→ WHAT YOU NEED TO DO:
Each entry below is to be printed verbatim.
— START DATA SUPPLIED —
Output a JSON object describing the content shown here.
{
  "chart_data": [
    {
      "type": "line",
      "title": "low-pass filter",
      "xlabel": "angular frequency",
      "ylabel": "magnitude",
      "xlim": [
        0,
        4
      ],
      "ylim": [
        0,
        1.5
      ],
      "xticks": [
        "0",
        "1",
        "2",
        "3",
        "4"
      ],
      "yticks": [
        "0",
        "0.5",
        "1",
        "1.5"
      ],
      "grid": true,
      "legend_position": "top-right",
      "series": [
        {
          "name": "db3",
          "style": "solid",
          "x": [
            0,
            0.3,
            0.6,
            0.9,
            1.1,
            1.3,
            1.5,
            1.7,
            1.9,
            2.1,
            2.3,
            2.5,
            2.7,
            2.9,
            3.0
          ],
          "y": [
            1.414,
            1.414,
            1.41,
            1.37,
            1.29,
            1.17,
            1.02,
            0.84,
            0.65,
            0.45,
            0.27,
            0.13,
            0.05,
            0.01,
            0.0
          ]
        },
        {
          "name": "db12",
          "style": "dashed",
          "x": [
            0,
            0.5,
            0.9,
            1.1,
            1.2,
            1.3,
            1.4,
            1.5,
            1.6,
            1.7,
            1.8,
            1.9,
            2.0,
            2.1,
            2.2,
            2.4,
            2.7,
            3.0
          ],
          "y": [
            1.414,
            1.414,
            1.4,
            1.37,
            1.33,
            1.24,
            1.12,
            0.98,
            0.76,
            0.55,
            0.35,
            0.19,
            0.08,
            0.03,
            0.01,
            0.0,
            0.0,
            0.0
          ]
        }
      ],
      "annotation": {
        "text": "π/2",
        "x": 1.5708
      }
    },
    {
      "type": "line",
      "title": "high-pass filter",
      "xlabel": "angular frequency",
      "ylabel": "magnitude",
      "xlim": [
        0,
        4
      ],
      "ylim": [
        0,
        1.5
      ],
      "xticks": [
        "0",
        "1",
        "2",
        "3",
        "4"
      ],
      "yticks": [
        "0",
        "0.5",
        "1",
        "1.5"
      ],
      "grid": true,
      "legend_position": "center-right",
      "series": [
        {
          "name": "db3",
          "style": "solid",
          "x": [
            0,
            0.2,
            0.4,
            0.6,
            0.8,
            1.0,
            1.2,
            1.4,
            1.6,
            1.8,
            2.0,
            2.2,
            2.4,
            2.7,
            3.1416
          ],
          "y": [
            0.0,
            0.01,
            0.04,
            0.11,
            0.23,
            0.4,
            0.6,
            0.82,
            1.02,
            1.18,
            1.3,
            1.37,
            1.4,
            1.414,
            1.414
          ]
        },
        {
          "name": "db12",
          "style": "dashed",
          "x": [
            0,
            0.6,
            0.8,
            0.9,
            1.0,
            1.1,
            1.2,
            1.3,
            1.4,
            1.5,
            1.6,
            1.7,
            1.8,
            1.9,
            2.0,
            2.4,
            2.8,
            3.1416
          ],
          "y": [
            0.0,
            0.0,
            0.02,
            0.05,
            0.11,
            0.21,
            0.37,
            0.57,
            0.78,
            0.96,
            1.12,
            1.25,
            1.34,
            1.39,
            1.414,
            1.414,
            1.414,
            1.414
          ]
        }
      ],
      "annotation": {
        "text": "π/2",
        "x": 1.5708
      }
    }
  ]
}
— END DATA SUPPLIED —
→ RESULT FOR THIS TASK:
Output a JSON object describing the content shown here.
{
  "chart_data": [
    {
      "type": "line",
      "title": "low-pass filter",
      "xlabel": "angular frequency",
      "ylabel": "magnitude",
      "xlim": [
        0,
        4
      ],
      "ylim": [
        0,
        1.5
      ],
      "xticks": [
        "0",
        "1",
        "2",
        "3",
        "4"
      ],
      "yticks": [
        "0",
        "0.5",
        "1",
        "1.5"
      ],
      "grid": true,
      "legend_position": "top-right",
      "series": [
        {
          "name": "db3",
          "style": "solid",
          "x": [
            0,
            0.3,
            0.6,
            0.9,
            1.1,
            1.3,
            1.5,
            1.7,
            1.9,
            2.1,
            2.3,
            2.5,
            2.7,
            2.9,
            3.0
          ],
          "y": [
            1.414,
            1.414,
            1.41,
            1.37,
            1.29,
            1.17,
            1.02,
            0.84,
            0.65,
            0.45,
            0.27,
            0.13,
            0.05,
            0.01,
            0.0
          ]
        },
        {
          "name": "db12",
          "style": "dashed",
          "x": [
            0,
            0.5,
            0.9,
            1.1,
            1.2,
            1.3,
            1.4,
            1.5,
            1.6,
            1.7,
            1.8,
            1.9,
            2.0,
            2.1,
            2.2,
            2.4,
            2.7,
            3.0
          ],
          "y": [
            1.414,
            1.414,
            1.4,
            1.37,
            1.33,
            1.24,
            1.12,
            0.98,
            0.76,
            0.55,
            0.35,
            0.19,
            0.08,
            0.03,
            0.01,
            0.0,
            0.0,
            0.0
          ]
        }
      ],
      "annotation": {
        "text": "π/2",
        "x": 1.5708
      }
    },
    {
      "type": "line",
      "title": "high-pass filter",
      "xlabel": "angular frequency",
      "ylabel": "magnitude",
      "xlim": [
        0,
        4
      ],
      "ylim": [
        0,
        1.5
      ],
      "xticks": [
        "0",
        "1",
        "2",
        "3",
        "4"
      ],
      "yticks": [
        "0",
        "0.5",
        "1",
        "1.5"
      ],
      "grid": true,
      "legend_position": "center-right",
      "series": [
        {
          "name": "db3",
          "style": "solid",
          "x": [
            0,
            0.2,
            0.4,
            0.6,
            0.8,
            1.0,
            1.2,
            1.4,
            1.6,
            1.8,
            2.0,
            2.2,
            2.4,
            2.7,
            3.1416
          ],
          "y": [
            0.0,
            0.01,
            0.04,
            0.11,
            0.23,
            0.4,
            0.6,
            0.82,
            1.02,
            1.18,
            1.3,
            1.37,
            1.4,
            1.414,
            1.414
          ]
        },
        {
          "name": "db12",
          "style": "dashed",
          "x": [
            0,
            0.6,
            0.8,
            0.9,
            1.0,
            1.1,
            1.2,
            1.3,
            1.4,
            1.5,
            1.6,
            1.7,
            1.8,
            1.9,
            2.0,
            2.4,
            2.8,
            3.1416
          ],
          "y": [
            0.0,
            0.0,
            0.02,
            0.05,
            0.11,
            0.21,
            0.37,
            0.57,
            0.78,
            0.96,
            1.12,
            1.25,
            1.34,
            1.39,
            1.414,
            1.414,
            1.414,
            1.414
          ]
        }
      ],
      "annotation": {
        "text": "π/2",
        "x": 1.5708
      }
    }
  ]
}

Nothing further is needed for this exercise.